__EXERCISE BRIEF__:
Put the lines from the start of the records through the line containing "frequency-label: Frequency: xyxy=(475,217,554,233)" into a numbered list, leaving out any blank lines.

Start of GIVEN DATA

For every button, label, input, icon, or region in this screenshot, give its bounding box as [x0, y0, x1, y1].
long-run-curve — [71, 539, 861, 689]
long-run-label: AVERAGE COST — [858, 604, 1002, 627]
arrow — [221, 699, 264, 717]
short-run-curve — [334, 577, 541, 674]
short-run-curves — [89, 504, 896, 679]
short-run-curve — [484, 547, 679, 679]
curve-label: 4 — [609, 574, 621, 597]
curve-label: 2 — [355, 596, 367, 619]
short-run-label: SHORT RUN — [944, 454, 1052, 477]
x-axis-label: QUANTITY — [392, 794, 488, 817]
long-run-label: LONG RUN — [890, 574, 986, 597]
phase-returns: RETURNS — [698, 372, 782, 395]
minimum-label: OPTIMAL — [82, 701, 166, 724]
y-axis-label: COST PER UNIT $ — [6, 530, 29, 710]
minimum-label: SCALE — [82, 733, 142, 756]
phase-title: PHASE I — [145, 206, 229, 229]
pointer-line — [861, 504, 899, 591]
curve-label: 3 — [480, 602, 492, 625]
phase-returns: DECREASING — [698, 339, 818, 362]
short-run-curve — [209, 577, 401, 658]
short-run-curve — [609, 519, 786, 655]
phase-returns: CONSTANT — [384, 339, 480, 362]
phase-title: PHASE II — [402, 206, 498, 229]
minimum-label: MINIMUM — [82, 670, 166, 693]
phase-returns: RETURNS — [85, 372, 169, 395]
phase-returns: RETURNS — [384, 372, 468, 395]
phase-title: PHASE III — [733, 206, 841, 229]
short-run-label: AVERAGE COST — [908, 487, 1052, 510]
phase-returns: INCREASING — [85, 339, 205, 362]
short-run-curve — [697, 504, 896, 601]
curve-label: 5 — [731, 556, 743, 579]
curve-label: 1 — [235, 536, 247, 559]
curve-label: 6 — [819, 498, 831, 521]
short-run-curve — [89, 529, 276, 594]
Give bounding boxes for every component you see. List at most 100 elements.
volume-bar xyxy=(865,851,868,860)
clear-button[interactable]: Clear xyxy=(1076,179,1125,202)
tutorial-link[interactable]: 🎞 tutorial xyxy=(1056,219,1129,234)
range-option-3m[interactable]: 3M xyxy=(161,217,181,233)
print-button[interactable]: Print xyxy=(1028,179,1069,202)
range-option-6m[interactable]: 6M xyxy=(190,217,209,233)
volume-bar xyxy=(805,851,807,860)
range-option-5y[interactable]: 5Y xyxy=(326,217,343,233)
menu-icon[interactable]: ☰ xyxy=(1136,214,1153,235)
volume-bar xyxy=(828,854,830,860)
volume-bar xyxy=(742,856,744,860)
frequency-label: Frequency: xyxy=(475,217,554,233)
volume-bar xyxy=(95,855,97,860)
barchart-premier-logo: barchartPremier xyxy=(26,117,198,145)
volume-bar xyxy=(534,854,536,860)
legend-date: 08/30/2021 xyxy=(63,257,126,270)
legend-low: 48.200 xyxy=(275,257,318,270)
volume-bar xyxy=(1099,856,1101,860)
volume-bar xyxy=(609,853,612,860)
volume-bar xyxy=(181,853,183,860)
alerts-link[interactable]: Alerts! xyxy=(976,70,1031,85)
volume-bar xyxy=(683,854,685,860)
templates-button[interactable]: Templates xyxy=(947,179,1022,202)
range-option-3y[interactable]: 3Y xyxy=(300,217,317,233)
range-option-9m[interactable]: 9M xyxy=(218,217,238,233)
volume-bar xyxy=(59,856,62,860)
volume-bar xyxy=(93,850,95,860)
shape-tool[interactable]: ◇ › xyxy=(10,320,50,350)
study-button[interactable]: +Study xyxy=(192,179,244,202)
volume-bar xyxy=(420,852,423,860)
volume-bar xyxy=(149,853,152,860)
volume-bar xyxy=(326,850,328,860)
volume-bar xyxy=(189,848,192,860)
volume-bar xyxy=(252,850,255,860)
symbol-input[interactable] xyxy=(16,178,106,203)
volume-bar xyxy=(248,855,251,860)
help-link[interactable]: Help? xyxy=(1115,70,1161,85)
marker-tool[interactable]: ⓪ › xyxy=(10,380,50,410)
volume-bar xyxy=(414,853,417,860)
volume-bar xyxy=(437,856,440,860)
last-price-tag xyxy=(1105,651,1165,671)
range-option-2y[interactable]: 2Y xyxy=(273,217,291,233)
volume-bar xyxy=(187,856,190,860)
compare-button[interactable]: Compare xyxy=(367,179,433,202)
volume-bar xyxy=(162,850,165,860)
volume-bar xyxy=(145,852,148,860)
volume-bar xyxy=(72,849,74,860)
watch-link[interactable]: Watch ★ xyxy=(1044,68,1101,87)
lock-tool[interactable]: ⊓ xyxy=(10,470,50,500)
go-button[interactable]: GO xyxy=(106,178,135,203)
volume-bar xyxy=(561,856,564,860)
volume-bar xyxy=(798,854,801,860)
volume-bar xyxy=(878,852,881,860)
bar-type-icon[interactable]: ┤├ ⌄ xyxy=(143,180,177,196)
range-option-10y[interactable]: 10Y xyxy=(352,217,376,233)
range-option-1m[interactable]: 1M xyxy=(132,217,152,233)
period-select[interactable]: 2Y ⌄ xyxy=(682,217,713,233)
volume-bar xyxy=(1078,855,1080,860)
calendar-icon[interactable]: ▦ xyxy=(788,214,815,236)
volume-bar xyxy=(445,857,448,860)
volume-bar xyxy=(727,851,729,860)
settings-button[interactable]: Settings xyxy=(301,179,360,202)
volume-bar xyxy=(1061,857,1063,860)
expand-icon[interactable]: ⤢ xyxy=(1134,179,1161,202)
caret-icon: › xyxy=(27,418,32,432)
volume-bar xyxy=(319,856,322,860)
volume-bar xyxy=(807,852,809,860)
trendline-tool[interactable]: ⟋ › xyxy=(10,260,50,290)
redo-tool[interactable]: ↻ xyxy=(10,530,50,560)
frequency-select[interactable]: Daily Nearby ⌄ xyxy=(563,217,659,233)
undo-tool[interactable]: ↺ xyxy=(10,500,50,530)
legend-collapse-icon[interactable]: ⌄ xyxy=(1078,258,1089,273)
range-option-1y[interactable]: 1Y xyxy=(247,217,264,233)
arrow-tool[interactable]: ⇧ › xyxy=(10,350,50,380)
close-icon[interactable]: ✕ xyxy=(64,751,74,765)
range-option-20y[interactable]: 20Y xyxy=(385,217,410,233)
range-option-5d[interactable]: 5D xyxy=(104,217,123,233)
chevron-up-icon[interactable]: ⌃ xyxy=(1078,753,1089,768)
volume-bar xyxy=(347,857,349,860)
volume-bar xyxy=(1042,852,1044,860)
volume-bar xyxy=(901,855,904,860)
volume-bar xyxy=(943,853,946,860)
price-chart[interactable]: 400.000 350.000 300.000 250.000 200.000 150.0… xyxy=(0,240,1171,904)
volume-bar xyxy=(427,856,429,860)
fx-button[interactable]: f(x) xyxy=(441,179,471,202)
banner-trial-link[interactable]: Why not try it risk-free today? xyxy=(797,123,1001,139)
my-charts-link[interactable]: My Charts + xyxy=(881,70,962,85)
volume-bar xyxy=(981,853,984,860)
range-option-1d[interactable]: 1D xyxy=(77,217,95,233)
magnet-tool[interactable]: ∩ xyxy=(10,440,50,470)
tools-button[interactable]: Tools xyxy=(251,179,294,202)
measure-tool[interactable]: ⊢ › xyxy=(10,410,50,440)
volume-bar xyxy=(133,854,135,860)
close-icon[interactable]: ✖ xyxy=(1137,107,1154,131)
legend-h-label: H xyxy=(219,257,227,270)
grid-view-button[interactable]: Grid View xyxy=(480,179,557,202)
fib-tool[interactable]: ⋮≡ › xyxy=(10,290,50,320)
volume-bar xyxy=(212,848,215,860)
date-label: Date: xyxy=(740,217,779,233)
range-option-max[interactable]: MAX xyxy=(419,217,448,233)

End of GIVEN DATA

__SOLUTION FOR THIS TASK__:
1. For every button, label, input, icon, or region in this screenshot, give its bounding box as [x0, y0, x1, y1].
2. long-run-curve — [71, 539, 861, 689]
3. long-run-label: AVERAGE COST — [858, 604, 1002, 627]
4. arrow — [221, 699, 264, 717]
5. short-run-curve — [334, 577, 541, 674]
6. short-run-curves — [89, 504, 896, 679]
7. short-run-curve — [484, 547, 679, 679]
8. curve-label: 4 — [609, 574, 621, 597]
9. curve-label: 2 — [355, 596, 367, 619]
10. short-run-label: SHORT RUN — [944, 454, 1052, 477]
11. x-axis-label: QUANTITY — [392, 794, 488, 817]
12. long-run-label: LONG RUN — [890, 574, 986, 597]
13. phase-returns: RETURNS — [698, 372, 782, 395]
14. minimum-label: OPTIMAL — [82, 701, 166, 724]
15. y-axis-label: COST PER UNIT $ — [6, 530, 29, 710]
16. minimum-label: SCALE — [82, 733, 142, 756]
17. phase-title: PHASE I — [145, 206, 229, 229]
18. pointer-line — [861, 504, 899, 591]
19. curve-label: 3 — [480, 602, 492, 625]
20. phase-returns: DECREASING — [698, 339, 818, 362]
21. short-run-curve — [209, 577, 401, 658]
22. short-run-curve — [609, 519, 786, 655]
23. phase-returns: CONSTANT — [384, 339, 480, 362]
24. phase-title: PHASE II — [402, 206, 498, 229]
25. minimum-label: MINIMUM — [82, 670, 166, 693]
26. phase-returns: RETURNS — [85, 372, 169, 395]
27. phase-returns: RETURNS — [384, 372, 468, 395]
28. phase-title: PHASE III — [733, 206, 841, 229]
29. short-run-label: AVERAGE COST — [908, 487, 1052, 510]
30. phase-returns: INCREASING — [85, 339, 205, 362]
31. short-run-curve — [697, 504, 896, 601]
32. curve-label: 5 — [731, 556, 743, 579]
33. curve-label: 1 — [235, 536, 247, 559]
34. curve-label: 6 — [819, 498, 831, 521]
35. short-run-curve — [89, 529, 276, 594]
36. Give bounding boxes for every component you see. List at most 100 elements.
37. volume-bar xyxy=(865,851,868,860)
38. clear-button[interactable]: Clear xyxy=(1076,179,1125,202)
39. tutorial-link[interactable]: 🎞 tutorial xyxy=(1056,219,1129,234)
40. range-option-3m[interactable]: 3M xyxy=(161,217,181,233)
41. print-button[interactable]: Print xyxy=(1028,179,1069,202)
42. range-option-6m[interactable]: 6M xyxy=(190,217,209,233)
43. volume-bar xyxy=(805,851,807,860)
44. range-option-5y[interactable]: 5Y xyxy=(326,217,343,233)
45. menu-icon[interactable]: ☰ xyxy=(1136,214,1153,235)
46. volume-bar xyxy=(828,854,830,860)
47. volume-bar xyxy=(742,856,744,860)
48. frequency-label: Frequency: xyxy=(475,217,554,233)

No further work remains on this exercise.